### Consigne a
Transcrivez fidèlement le passage du texte sur le bilan des purges en commençant à "Institut Léon Trotsky, Paris" et en terminant à "souffert, etc. !".

### Extrait du texte
————————
Léon
Trotsky : Vers un Bilan des purges
(10
juin 1939)
[Source
Léon Trotsky, Œuvres 21, avril
1939 à septembre 1939.
Institut Léon Trotsky, Paris 1986, pp. 218-220,
voir
des
annotations
là-bas]
Walter
Duranty, correspondant du New
York Times,
que le Kremlin a toujours chargé de ses plus sales besognes
journalistiques, juge nécessaire aujourd’hui de dire que la purge
a atteint une ampleur qui dépasse de beaucoup tout ce qu’on a pu
en savoir à l’étranger. La moitié des communistes exclus sont
revenus de nouveau dans le parti. Mais combien d’innocents
sans-parti ont souffert, etc. !
Cette
fois encore, l’indignation de Walter Duranty lui a été dictée
par le Kremlin. Staline a maintenant besoin que ses laquais soient
aussi indignés que possible par les excès et les crimes commis. Ils
amènent ainsi l’opinion publique à croire que Staline lui-même
est plein d’indignation et que, par conséquent, les
falsifications, les provocations, les déportations et les exécutions
ont eu lieu à son insu et contre sa volonté. Seuls les imbéciles
sans espoir peuvent bien entendu le croire encore. Mais même des
gens qui ne sont pas des imbéciles ont tendance, sur ce point, à
rencontrer Staline au moins à mi-chemin : oui, disent-ils, Staline
est indiscutablement coupable de la dernière gigantesque vague de
terreur, mais il voulait la limiter à un cadre politique rationne],
c’est-à-dire n’exterminer que ceux qu’il était nécessaire
d’exterminer pour le régime. Cependant des exécutants
déraisonnables et démoralisés, guidés par des intérêts d’un
ordre moins élevé, ont donné à la purge une dimension tout à
fait monstrueuse, provoquant ainsi l’indignation générale.
Staline n’est évidemment pas responsable de ces exagérations, de
cette extermination insensée, même du point de vue du Kremlin, de
centaines de milliers de personnes « neutres ».
————————
### Liste fournie
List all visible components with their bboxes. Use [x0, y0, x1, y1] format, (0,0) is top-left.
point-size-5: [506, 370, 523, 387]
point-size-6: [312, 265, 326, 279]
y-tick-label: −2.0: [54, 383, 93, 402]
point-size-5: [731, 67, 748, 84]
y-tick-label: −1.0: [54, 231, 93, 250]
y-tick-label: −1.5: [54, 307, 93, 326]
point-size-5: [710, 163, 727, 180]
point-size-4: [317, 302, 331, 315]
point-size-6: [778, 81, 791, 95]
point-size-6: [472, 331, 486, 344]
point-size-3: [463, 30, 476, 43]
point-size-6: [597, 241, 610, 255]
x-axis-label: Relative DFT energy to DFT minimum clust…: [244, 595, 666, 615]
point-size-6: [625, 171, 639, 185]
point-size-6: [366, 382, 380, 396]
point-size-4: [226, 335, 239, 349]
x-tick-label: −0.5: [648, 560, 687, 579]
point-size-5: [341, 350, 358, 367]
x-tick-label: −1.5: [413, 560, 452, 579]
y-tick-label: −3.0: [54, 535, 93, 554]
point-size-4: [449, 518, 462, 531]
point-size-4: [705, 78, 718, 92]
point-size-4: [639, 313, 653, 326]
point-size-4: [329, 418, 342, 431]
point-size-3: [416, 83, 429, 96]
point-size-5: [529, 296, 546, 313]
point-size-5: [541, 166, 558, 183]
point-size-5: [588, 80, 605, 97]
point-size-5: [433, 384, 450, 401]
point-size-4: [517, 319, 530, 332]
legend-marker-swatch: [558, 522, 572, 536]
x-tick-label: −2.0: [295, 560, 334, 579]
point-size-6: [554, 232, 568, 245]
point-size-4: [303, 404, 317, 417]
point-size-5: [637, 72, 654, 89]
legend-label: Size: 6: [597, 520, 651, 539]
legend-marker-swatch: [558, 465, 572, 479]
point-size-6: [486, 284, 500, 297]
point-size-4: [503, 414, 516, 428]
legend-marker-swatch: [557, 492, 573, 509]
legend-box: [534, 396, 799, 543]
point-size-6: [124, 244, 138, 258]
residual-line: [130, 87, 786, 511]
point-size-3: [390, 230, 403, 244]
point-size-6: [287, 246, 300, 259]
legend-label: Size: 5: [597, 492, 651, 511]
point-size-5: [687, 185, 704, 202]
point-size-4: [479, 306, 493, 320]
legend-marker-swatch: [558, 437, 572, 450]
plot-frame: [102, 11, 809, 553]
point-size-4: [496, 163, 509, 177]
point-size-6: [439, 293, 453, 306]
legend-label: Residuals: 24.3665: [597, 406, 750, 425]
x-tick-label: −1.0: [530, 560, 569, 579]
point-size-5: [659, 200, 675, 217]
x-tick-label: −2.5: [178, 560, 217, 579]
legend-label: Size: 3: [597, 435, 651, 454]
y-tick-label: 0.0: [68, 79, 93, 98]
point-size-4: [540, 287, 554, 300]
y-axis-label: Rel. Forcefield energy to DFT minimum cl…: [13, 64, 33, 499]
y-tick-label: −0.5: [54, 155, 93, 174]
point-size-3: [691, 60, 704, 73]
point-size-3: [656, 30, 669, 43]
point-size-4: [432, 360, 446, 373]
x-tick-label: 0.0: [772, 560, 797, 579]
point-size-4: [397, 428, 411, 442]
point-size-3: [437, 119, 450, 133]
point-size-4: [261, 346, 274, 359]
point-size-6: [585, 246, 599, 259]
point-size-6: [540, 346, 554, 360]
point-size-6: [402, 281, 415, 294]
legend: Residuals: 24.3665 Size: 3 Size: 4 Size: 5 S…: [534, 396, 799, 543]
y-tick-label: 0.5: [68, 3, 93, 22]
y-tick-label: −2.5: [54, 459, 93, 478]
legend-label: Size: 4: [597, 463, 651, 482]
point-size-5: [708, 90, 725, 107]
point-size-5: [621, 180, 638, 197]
————————
### Consigne b
Présentez sous forme de liste JSON de chaînes, à raison d'une chaîne par ligne et sans les lignes vides, les lignes de la liste fournie en commençant à sa toute première ligne et en terminant à la ligne contenant "point-size-5: [433, 384, 450, 401]", celle-ci comprise.

### Réponse a
Institut Léon Trotsky, Paris 1986, pp. 218-220,
voir
des
annotations
là-bas]
Walter
Duranty, correspondant du New
York Times,
que le Kremlin a toujours chargé de ses plus sales besognes
journalistiques, juge nécessaire aujourd’hui de dire que la purge
a atteint une ampleur qui dépasse de beaucoup tout ce qu’on a pu
en savoir à l’étranger. La moitié des communistes exclus sont
revenus de nouveau dans le parti. Mais combien d’innocents
sans-parti ont souffert, etc. !

### Réponse b
[
  "List all visible components with their bboxes. Use [x0, y0, x1, y1] format, (0,0) is top-left.",
  "point-size-5: [506, 370, 523, 387]",
  "point-size-6: [312, 265, 326, 279]",
  "y-tick-label: −2.0: [54, 383, 93, 402]",
  "point-size-5: [731, 67, 748, 84]",
  "y-tick-label: −1.0: [54, 231, 93, 250]",
  "y-tick-label: −1.5: [54, 307, 93, 326]",
  "point-size-5: [710, 163, 727, 180]",
  "point-size-4: [317, 302, 331, 315]",
  "point-size-6: [778, 81, 791, 95]",
  "point-size-6: [472, 331, 486, 344]",
  "point-size-3: [463, 30, 476, 43]",
  "point-size-6: [597, 241, 610, 255]",
  "x-axis-label: Relative DFT energy to DFT minimum clust…: [244, 595, 666, 615]",
  "point-size-6: [625, 171, 639, 185]",
  "point-size-6: [366, 382, 380, 396]",
  "point-size-4: [226, 335, 239, 349]",
  "x-tick-label: −0.5: [648, 560, 687, 579]",
  "point-size-5: [341, 350, 358, 367]",
  "x-tick-label: −1.5: [413, 560, 452, 579]",
  "y-tick-label: −3.0: [54, 535, 93, 554]",
  "point-size-4: [449, 518, 462, 531]",
  "point-size-4: [705, 78, 718, 92]",
  "point-size-4: [639, 313, 653, 326]",
  "point-size-4: [329, 418, 342, 431]",
  "point-size-3: [416, 83, 429, 96]",
  "point-size-5: [529, 296, 546, 313]",
  "point-size-5: [541, 166, 558, 183]",
  "point-size-5: [588, 80, 605, 97]",
  "point-size-5: [433, 384, 450, 401]"
]